Data entries

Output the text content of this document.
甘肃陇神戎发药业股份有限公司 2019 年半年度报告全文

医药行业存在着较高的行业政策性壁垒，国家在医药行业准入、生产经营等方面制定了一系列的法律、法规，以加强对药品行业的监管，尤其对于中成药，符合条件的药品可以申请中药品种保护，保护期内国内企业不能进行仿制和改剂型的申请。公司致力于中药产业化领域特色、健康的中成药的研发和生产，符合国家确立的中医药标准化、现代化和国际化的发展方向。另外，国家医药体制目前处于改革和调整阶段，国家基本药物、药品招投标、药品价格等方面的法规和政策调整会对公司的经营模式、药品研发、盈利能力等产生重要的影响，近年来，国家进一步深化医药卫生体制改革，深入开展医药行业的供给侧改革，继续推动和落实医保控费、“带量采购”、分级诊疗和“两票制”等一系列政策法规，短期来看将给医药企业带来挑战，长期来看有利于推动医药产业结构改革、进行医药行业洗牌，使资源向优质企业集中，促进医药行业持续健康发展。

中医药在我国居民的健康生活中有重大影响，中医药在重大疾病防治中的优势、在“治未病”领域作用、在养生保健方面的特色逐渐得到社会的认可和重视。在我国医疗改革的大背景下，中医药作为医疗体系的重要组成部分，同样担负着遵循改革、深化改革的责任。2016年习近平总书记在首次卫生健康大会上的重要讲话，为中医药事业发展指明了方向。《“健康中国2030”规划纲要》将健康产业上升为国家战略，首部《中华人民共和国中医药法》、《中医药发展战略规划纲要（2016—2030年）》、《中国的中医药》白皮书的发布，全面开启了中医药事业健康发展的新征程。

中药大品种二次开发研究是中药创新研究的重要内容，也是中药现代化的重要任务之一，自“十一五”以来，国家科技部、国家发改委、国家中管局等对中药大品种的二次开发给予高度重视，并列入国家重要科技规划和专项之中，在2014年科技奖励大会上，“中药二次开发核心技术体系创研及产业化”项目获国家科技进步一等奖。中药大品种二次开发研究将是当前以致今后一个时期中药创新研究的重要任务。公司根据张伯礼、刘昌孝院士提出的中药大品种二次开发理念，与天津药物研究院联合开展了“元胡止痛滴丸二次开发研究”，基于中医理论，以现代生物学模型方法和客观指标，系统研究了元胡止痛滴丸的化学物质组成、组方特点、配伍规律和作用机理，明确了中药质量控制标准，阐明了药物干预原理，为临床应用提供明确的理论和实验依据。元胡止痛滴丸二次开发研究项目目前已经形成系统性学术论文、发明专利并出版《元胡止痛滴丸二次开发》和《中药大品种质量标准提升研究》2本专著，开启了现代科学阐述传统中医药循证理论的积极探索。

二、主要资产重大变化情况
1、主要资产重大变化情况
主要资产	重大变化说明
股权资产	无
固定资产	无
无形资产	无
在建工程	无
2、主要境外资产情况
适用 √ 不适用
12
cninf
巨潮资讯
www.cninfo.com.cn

▶ [The request]:
Retype every entry word for word.

▶ [Complete output]:
Output the text content of this document.
甘肃陇神戎发药业股份有限公司 2019 年半年度报告全文

医药行业存在着较高的行业政策性壁垒，国家在医药行业准入、生产经营等方面制定了一系列的法律、法规，以加强对药品行业的监管，尤其对于中成药，符合条件的药品可以申请中药品种保护，保护期内国内企业不能进行仿制和改剂型的申请。公司致力于中药产业化领域特色、健康的中成药的研发和生产，符合国家确立的中医药标准化、现代化和国际化的发展方向。另外，国家医药体制目前处于改革和调整阶段，国家基本药物、药品招投标、药品价格等方面的法规和政策调整会对公司的经营模式、药品研发、盈利能力等产生重要的影响，近年来，国家进一步深化医药卫生体制改革，深入开展医药行业的供给侧改革，继续推动和落实医保控费、“带量采购”、分级诊疗和“两票制”等一系列政策法规，短期来看将给医药企业带来挑战，长期来看有利于推动医药产业结构改革、进行医药行业洗牌，使资源向优质企业集中，促进医药行业持续健康发展。

中医药在我国居民的健康生活中有重大影响，中医药在重大疾病防治中的优势、在“治未病”领域作用、在养生保健方面的特色逐渐得到社会的认可和重视。在我国医疗改革的大背景下，中医药作为医疗体系的重要组成部分，同样担负着遵循改革、深化改革的责任。2016年习近平总书记在首次卫生健康大会上的重要讲话，为中医药事业发展指明了方向。《“健康中国2030”规划纲要》将健康产业上升为国家战略，首部《中华人民共和国中医药法》、《中医药发展战略规划纲要（2016—2030年）》、《中国的中医药》白皮书的发布，全面开启了中医药事业健康发展的新征程。

中药大品种二次开发研究是中药创新研究的重要内容，也是中药现代化的重要任务之一，自“十一五”以来，国家科技部、国家发改委、国家中管局等对中药大品种的二次开发给予高度重视，并列入国家重要科技规划和专项之中，在2014年科技奖励大会上，“中药二次开发核心技术体系创研及产业化”项目获国家科技进步一等奖。中药大品种二次开发研究将是当前以致今后一个时期中药创新研究的重要任务。公司根据张伯礼、刘昌孝院士提出的中药大品种二次开发理念，与天津药物研究院联合开展了“元胡止痛滴丸二次开发研究”，基于中医理论，以现代生物学模型方法和客观指标，系统研究了元胡止痛滴丸的化学物质组成、组方特点、配伍规律和作用机理，明确了中药质量控制标准，阐明了药物干预原理，为临床应用提供明确的理论和实验依据。元胡止痛滴丸二次开发研究项目目前已经形成系统性学术论文、发明专利并出版《元胡止痛滴丸二次开发》和《中药大品种质量标准提升研究》2本专著，开启了现代科学阐述传统中医药循证理论的积极探索。

二、主要资产重大变化情况
1、主要资产重大变化情况
主要资产	重大变化说明
股权资产	无
固定资产	无
无形资产	无
在建工程	无
2、主要境外资产情况
适用 √ 不适用
12
cninf
巨潮资讯
www.cninfo.com.cn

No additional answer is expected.